(To do): Below is a set of records; print all of them exactly as written.
>> Start Supplied material
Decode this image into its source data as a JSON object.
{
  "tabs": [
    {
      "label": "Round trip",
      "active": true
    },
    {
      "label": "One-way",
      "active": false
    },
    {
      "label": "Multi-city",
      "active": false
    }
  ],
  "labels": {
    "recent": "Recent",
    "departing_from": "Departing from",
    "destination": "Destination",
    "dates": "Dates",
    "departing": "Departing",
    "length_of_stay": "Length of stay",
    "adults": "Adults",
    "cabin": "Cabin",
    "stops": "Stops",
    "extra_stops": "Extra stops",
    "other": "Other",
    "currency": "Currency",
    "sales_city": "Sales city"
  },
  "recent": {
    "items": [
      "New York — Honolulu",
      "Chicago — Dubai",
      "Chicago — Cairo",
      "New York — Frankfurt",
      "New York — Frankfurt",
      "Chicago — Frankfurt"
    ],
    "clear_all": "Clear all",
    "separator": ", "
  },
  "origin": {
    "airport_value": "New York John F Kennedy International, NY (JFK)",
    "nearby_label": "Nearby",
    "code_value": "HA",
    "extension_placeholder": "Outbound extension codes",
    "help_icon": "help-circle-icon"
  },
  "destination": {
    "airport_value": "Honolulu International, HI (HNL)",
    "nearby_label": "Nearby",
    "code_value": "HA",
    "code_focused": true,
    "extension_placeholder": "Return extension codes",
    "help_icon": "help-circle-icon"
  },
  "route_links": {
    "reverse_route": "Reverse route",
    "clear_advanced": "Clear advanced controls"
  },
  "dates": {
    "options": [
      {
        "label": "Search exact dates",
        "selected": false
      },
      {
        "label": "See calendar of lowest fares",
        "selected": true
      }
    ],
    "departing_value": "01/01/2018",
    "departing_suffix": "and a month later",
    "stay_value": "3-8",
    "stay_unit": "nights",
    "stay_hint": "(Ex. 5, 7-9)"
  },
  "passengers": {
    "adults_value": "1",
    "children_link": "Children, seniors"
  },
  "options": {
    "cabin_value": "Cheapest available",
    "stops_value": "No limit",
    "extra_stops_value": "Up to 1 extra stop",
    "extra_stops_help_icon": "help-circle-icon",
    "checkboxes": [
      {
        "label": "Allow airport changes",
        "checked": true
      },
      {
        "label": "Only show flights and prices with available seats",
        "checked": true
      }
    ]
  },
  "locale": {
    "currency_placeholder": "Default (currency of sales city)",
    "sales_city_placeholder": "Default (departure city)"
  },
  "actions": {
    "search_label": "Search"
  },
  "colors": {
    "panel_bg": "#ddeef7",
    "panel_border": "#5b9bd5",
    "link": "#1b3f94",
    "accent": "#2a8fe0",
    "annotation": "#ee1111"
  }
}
>> End Supplied material
(Output for this task):
Decode this image into its source data as a JSON object.
{
  "tabs": [
    {
      "label": "Round trip",
      "active": true
    },
    {
      "label": "One-way",
      "active": false
    },
    {
      "label": "Multi-city",
      "active": false
    }
  ],
  "labels": {
    "recent": "Recent",
    "departing_from": "Departing from",
    "destination": "Destination",
    "dates": "Dates",
    "departing": "Departing",
    "length_of_stay": "Length of stay",
    "adults": "Adults",
    "cabin": "Cabin",
    "stops": "Stops",
    "extra_stops": "Extra stops",
    "other": "Other",
    "currency": "Currency",
    "sales_city": "Sales city"
  },
  "recent": {
    "items": [
      "New York — Honolulu",
      "Chicago — Dubai",
      "Chicago — Cairo",
      "New York — Frankfurt",
      "New York — Frankfurt",
      "Chicago — Frankfurt"
    ],
    "clear_all": "Clear all",
    "separator": ", "
  },
  "origin": {
    "airport_value": "New York John F Kennedy International, NY (JFK)",
    "nearby_label": "Nearby",
    "code_value": "HA",
    "extension_placeholder": "Outbound extension codes",
    "help_icon": "help-circle-icon"
  },
  "destination": {
    "airport_value": "Honolulu International, HI (HNL)",
    "nearby_label": "Nearby",
    "code_value": "HA",
    "code_focused": true,
    "extension_placeholder": "Return extension codes",
    "help_icon": "help-circle-icon"
  },
  "route_links": {
    "reverse_route": "Reverse route",
    "clear_advanced": "Clear advanced controls"
  },
  "dates": {
    "options": [
      {
        "label": "Search exact dates",
        "selected": false
      },
      {
        "label": "See calendar of lowest fares",
        "selected": true
      }
    ],
    "departing_value": "01/01/2018",
    "departing_suffix": "and a month later",
    "stay_value": "3-8",
    "stay_unit": "nights",
    "stay_hint": "(Ex. 5, 7-9)"
  },
  "passengers": {
    "adults_value": "1",
    "children_link": "Children, seniors"
  },
  "options": {
    "cabin_value": "Cheapest available",
    "stops_value": "No limit",
    "extra_stops_value": "Up to 1 extra stop",
    "extra_stops_help_icon": "help-circle-icon",
    "checkboxes": [
      {
        "label": "Allow airport changes",
        "checked": true
      },
      {
        "label": "Only show flights and prices with available seats",
        "checked": true
      }
    ]
  },
  "locale": {
    "currency_placeholder": "Default (currency of sales city)",
    "sales_city_placeholder": "Default (departure city)"
  },
  "actions": {
    "search_label": "Search"
  },
  "colors": {
    "panel_bg": "#ddeef7",
    "panel_border": "#5b9bd5",
    "link": "#1b3f94",
    "accent": "#2a8fe0",
    "annotation": "#ee1111"
  }
}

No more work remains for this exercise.